Go through the listing below and gather every line with the word "调整模型强度".

───── Given entries ─────

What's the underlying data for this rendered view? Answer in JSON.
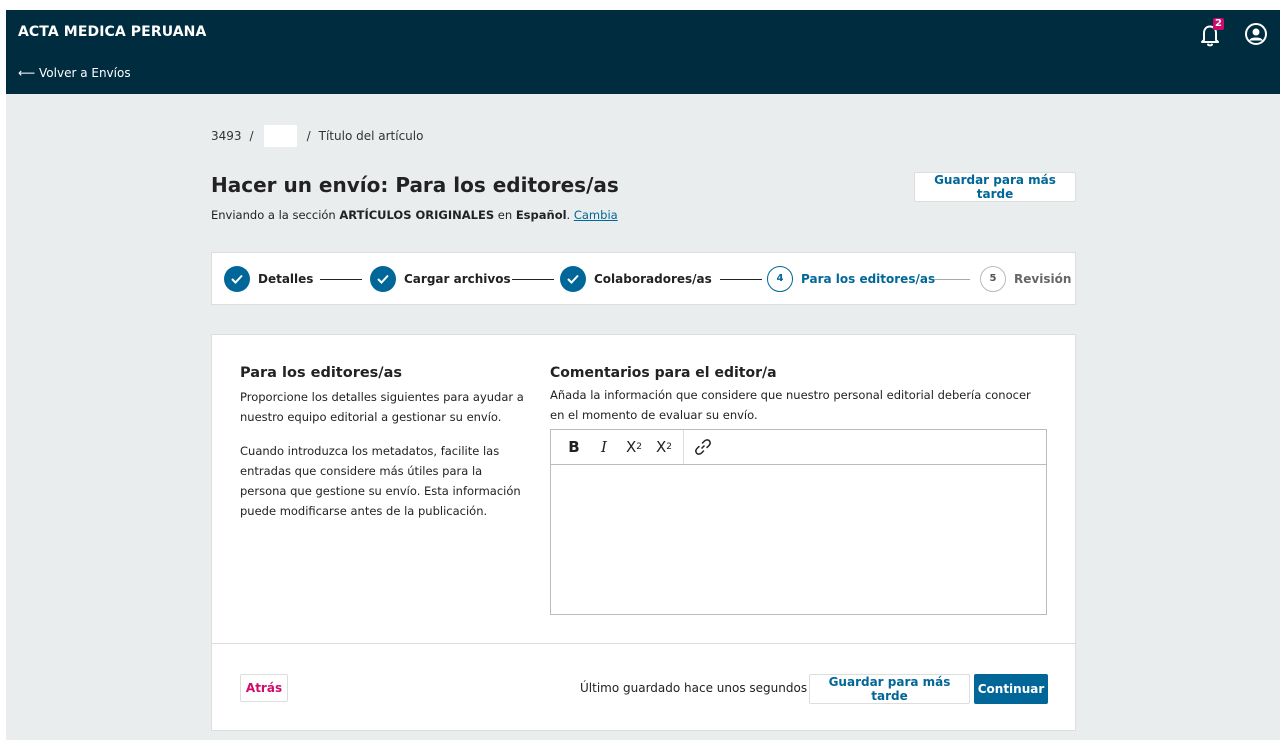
{
  "header": {
    "site_title": "ACTA MEDICA PERUANA",
    "back_link": "⟵ Volver a Envíos",
    "notification_count": "2",
    "icons": [
      "bell-icon",
      "user-circle-icon"
    ]
  },
  "breadcrumb": {
    "id": "3493",
    "separator": "/",
    "title": "Título del artículo"
  },
  "page": {
    "title": "Hacer un envío: Para los editores/as",
    "sub_prefix": "Enviando a la sección ",
    "section": "ARTÍCULOS ORIGINALES",
    "sub_middle": " en ",
    "language": "Español",
    "sub_dot": ". ",
    "change_link": "Cambia",
    "save_later": "Guardar para más tarde"
  },
  "steps": [
    {
      "label": "Detalles",
      "state": "done"
    },
    {
      "label": "Cargar archivos",
      "state": "done"
    },
    {
      "label": "Colaboradores/as",
      "state": "done"
    },
    {
      "number": "4",
      "label": "Para los editores/as",
      "state": "active"
    },
    {
      "number": "5",
      "label": "Revisión",
      "state": "pending"
    }
  ],
  "left": {
    "heading": "Para los editores/as",
    "para1": "Proporcione los detalles siguientes para ayudar a nuestro equipo editorial a gestionar su envío.",
    "para2": "Cuando introduzca los metadatos, facilite las entradas que considere más útiles para la persona que gestione su envío. Esta información puede modificarse antes de la publicación."
  },
  "right": {
    "heading": "Comentarios para el editor/a",
    "description": "Añada la información que considere que nuestro personal editorial debería conocer en el momento de evaluar su envío.",
    "editor_value": "",
    "toolbar": [
      {
        "name": "bold-icon",
        "glyph": "B"
      },
      {
        "name": "italic-icon",
        "glyph": "I"
      },
      {
        "name": "superscript-icon",
        "glyph": "X",
        "mod": "2"
      },
      {
        "name": "subscript-icon",
        "glyph": "X",
        "mod": "2"
      },
      {
        "name": "link-icon"
      }
    ]
  },
  "footer": {
    "back_label": "Atrás",
    "saved_status": "Último guardado hace unos segundos",
    "save_label": "Guardar para más tarde",
    "continue_label": "Continuar"
  },
  "colors": {
    "header_bg": "#002c40",
    "accent": "#006798",
    "danger": "#d00a6c",
    "page_bg": "#eaedee"
  }
}
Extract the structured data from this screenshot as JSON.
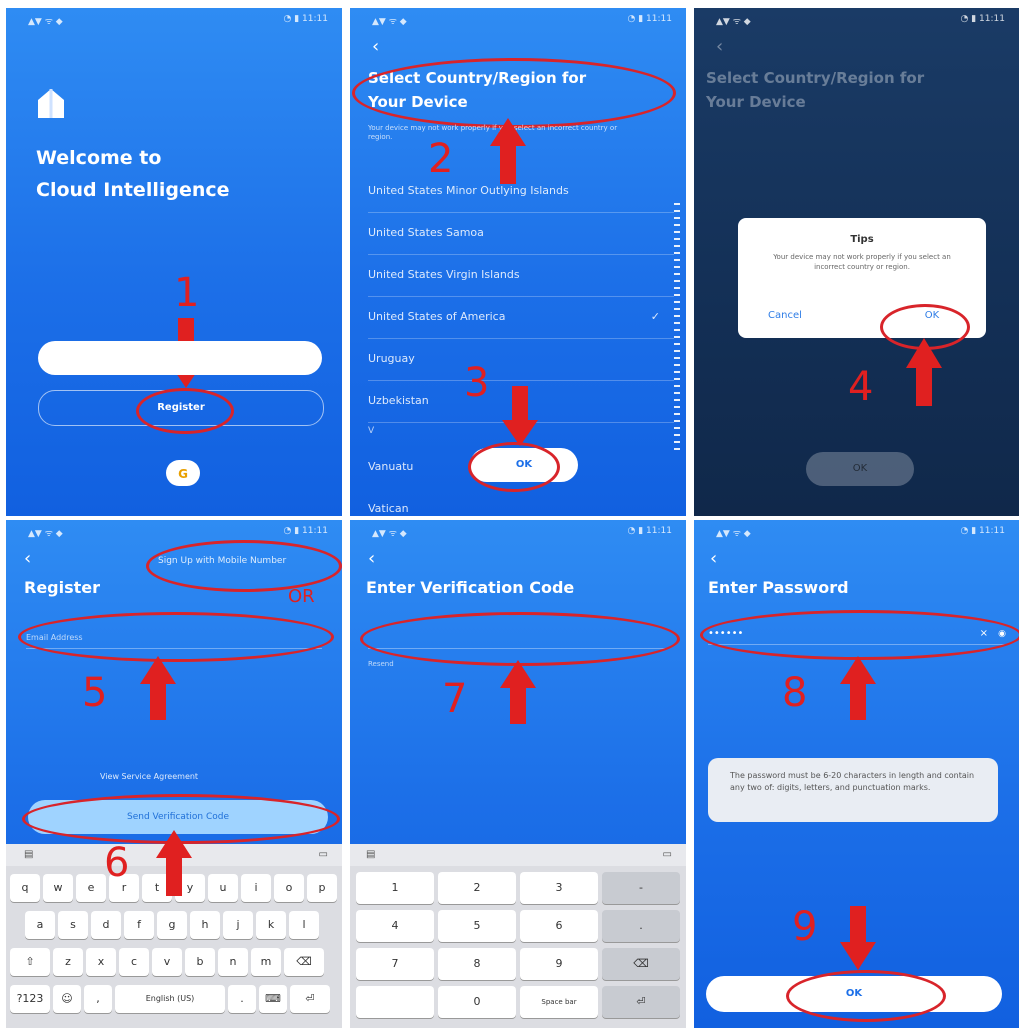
{
  "status": {
    "left": "▲▼ ᯤ ◆",
    "right": "◔ ▮ 11:11"
  },
  "steps": [
    "1",
    "2",
    "3",
    "4",
    "5",
    "6",
    "7",
    "8",
    "9",
    "OR"
  ],
  "p1": {
    "title_line1": "Welcome to",
    "title_line2": "Cloud Intelligence",
    "register_label": "Register",
    "google_glyph": "G"
  },
  "p2": {
    "title_line1": "Select Country/Region for",
    "title_line2": "Your Device",
    "subtitle": "Your device may not work properly if you select an incorrect country or region.",
    "items": [
      "United States Minor Outlying Islands",
      "United States Samoa",
      "United States Virgin Islands",
      "United States of America",
      "Uruguay",
      "Uzbekistan",
      "V",
      "Vanuatu",
      "Vatican"
    ],
    "ok_label": "OK",
    "check": "✓"
  },
  "p3": {
    "title_line1": "Select Country/Region for",
    "title_line2": "Your Device",
    "dialog_title": "Tips",
    "dialog_text": "Your device may not work properly if you select an incorrect country or region.",
    "cancel_label": "Cancel",
    "ok_label": "OK",
    "bottom_ok": "OK"
  },
  "p4": {
    "title": "Register",
    "top_link": "Sign Up with Mobile Number",
    "email_placeholder": "Email Address",
    "service_text": "View Service Agreement",
    "send_label": "Send Verification Code",
    "kbd_rows": [
      [
        "q",
        "w",
        "e",
        "r",
        "t",
        "y",
        "u",
        "i",
        "o",
        "p"
      ],
      [
        "a",
        "s",
        "d",
        "f",
        "g",
        "h",
        "j",
        "k",
        "l"
      ],
      [
        "⇧",
        "z",
        "x",
        "c",
        "v",
        "b",
        "n",
        "m",
        "⌫"
      ],
      [
        "?123",
        "☺",
        ",",
        "English (US)",
        ".",
        "⌨",
        "⏎"
      ]
    ]
  },
  "p5": {
    "title": "Enter Verification Code",
    "resend": "Resend",
    "keys": [
      "1",
      "2",
      "3",
      "-",
      "4",
      "5",
      "6",
      ".",
      "7",
      "8",
      "9",
      "⌫",
      "",
      "0",
      "Space bar",
      "⏎"
    ]
  },
  "p6": {
    "title": "Enter Password",
    "password_value": "••••••",
    "hint": "The password must be 6-20 characters in length and contain any two of: digits, letters, and punctuation marks.",
    "ok_label": "OK",
    "clear_icon": "×",
    "eye_icon": "👁"
  }
}
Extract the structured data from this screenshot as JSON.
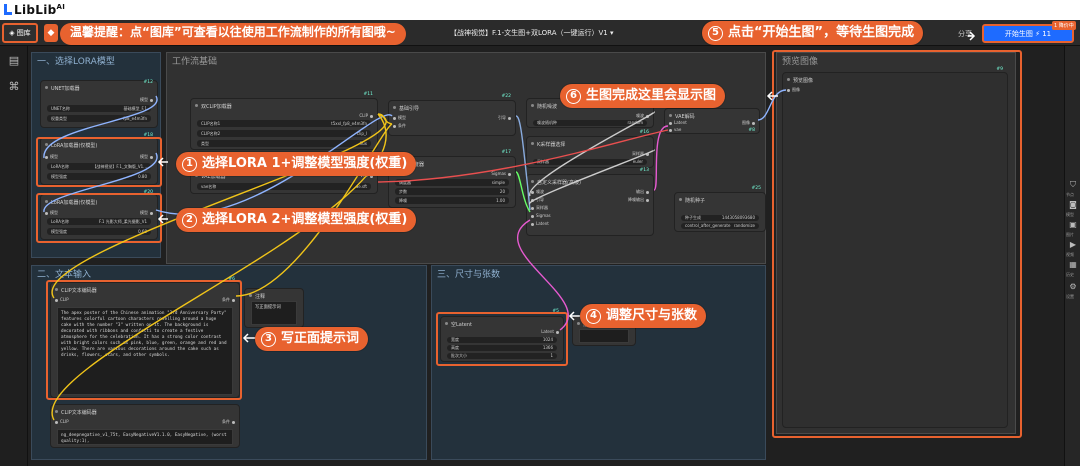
{
  "brand": {
    "logo_text": "LibLib",
    "logo_sup": "AI"
  },
  "toolbar": {
    "gallery_label": "图库",
    "workflow_title": "【战神视觉】F.1-文生图+双LORA（一键运行）V1",
    "share_label": "分享",
    "run_label": "开始生图",
    "run_cost": "⚡ 11",
    "run_badge": "1 降价中"
  },
  "tip_banner": "温馨提醒：点“图库”可查看以往使用工作流制作的所有图哦~",
  "groups": {
    "lora": "一、选择LORA模型",
    "base": "工作流基础",
    "text": "二、文本输入",
    "size": "三、尺寸与张数",
    "preview": "预览图像"
  },
  "nodes": {
    "unet": {
      "title": "UNET加载器",
      "id": "#12",
      "port_out": "模型",
      "unet_name_label": "UNET名称",
      "unet_name_value": "基础模型_F.1",
      "dtype_label": "权重类型",
      "dtype_value": "fp8_e4m3fn"
    },
    "lora1": {
      "title": "LoRA加载器(仅模型)",
      "id": "#18",
      "port_in": "模型",
      "port_out": "模型",
      "name_label": "LoRA名称",
      "name_value": "【战神视觉】F.1_文胸版_V1...",
      "strength_label": "模型强度",
      "strength_value": "0.80"
    },
    "lora2": {
      "title": "LoRA加载器(仅模型)",
      "id": "#20",
      "port_in": "模型",
      "port_out": "模型",
      "name_label": "LoRA名称",
      "name_value": "F.1 光影大师_柔光摄影_V1",
      "strength_label": "模型强度",
      "strength_value": "0.60"
    },
    "dual_clip": {
      "title": "双CLIP加载器",
      "id": "#11",
      "port_out": "CLIP",
      "clip1_label": "CLIP名称1",
      "clip1_value": "t5xxl_fp8_e4m3fn",
      "clip2_label": "CLIP名称2",
      "clip2_value": "clip_l",
      "type_label": "类型",
      "type_value": "flux"
    },
    "vae_loader": {
      "title": "VAE加载器",
      "id": "#10",
      "port_out": "VAE",
      "name_label": "vae名称",
      "name_value": "ae.sft"
    },
    "guider": {
      "title": "基础引导",
      "id": "#22",
      "in1": "模型",
      "in2": "条件",
      "port_out": "引导"
    },
    "scheduler": {
      "title": "基础调度器",
      "id": "#17",
      "in1": "模型",
      "port_out": "Sigmas",
      "sched_label": "调度器",
      "sched_value": "simple",
      "steps_label": "步数",
      "steps_value": "20",
      "denoise_label": "降噪",
      "denoise_value": "1.00"
    },
    "noise": {
      "title": "随机噪波",
      "id": "#25",
      "port_out": "噪波",
      "seed_label": "噪波随机种",
      "seed_value": "random"
    },
    "sampler_select": {
      "title": "K采样器选择",
      "id": "#16",
      "port_out": "采样器",
      "name_label": "采样器",
      "name_value": "euler"
    },
    "custom_sampler": {
      "title": "自定义采样器(高级)",
      "id": "#13",
      "in_noise": "噪波",
      "in_guider": "引导",
      "in_sampler": "采样器",
      "in_sigmas": "Sigmas",
      "in_latent": "Latent",
      "out1": "输出",
      "out2": "降噪输出"
    },
    "vae_decode": {
      "title": "VAE解码",
      "id": "#8",
      "in1": "Latent",
      "in2": "vae",
      "port_out": "图像"
    },
    "seed_gen": {
      "title": "随机种子",
      "id": "#25",
      "label1": "种子生成",
      "value1": "1443058093680",
      "label2": "control_after_generate",
      "value2": "randomize"
    },
    "clip_encode": {
      "title": "CLIP文本编码器",
      "id": "#6",
      "port_in": "CLIP",
      "port_out": "条件",
      "text": "The apex poster of the Chinese animation \"3rd Anniversary Party\" features colorful cartoon characters revelling around a huge cake with the number \"3\" written on it. The background is decorated with ribbons and confetti to create a festive atmosphere for the celebration. It has a strong color contrast with bright colors such as pink, blue, green, orange and red and yellow. There are various decorations around the cake such as drinks, flowers, stars, and other symbols."
    },
    "note": {
      "title": "注释",
      "text": "写正面提示词"
    },
    "clip_encode2": {
      "title": "CLIP文本编码器",
      "port_in": "CLIP",
      "port_out": "条件",
      "text": "ng_deepnegative_v1_75t, EasyNegativeV1.1.0, EasyNegative, (worst quality:1),"
    },
    "empty_latent": {
      "title": "空Latent",
      "id": "#5",
      "port_out": "Latent",
      "w_label": "宽度",
      "w_value": "1024",
      "h_label": "高度",
      "h_value": "1366",
      "b_label": "批次大小",
      "b_value": "1"
    },
    "note2": {
      "title": "注释",
      "text": ""
    },
    "preview": {
      "title": "预览图像",
      "id": "#9",
      "port_in": "图像"
    }
  },
  "callouts": {
    "c1": {
      "num": "1",
      "text": "选择LORA 1+调整模型强度(权重)"
    },
    "c2": {
      "num": "2",
      "text": "选择LORA 2+调整模型强度(权重)"
    },
    "c3": {
      "num": "3",
      "text": "写正面提示词"
    },
    "c4": {
      "num": "4",
      "text": "调整尺寸与张数"
    },
    "c5": {
      "num": "5",
      "text": "点击“开始生图”，等待生图完成"
    },
    "c6": {
      "num": "6",
      "text": "生图完成这里会显示图"
    }
  },
  "right_sidebar": [
    "节点",
    "模型",
    "图片",
    "视频",
    "历史",
    "设置"
  ],
  "colors": {
    "accent": "#e8622f",
    "primary": "#1e6bff",
    "canvas": "#202020"
  }
}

─────

Task answer:
      "text": "选择LORA 1+调整模型强度(权重)"
      "text": "选择LORA 2+调整模型强度(权重)"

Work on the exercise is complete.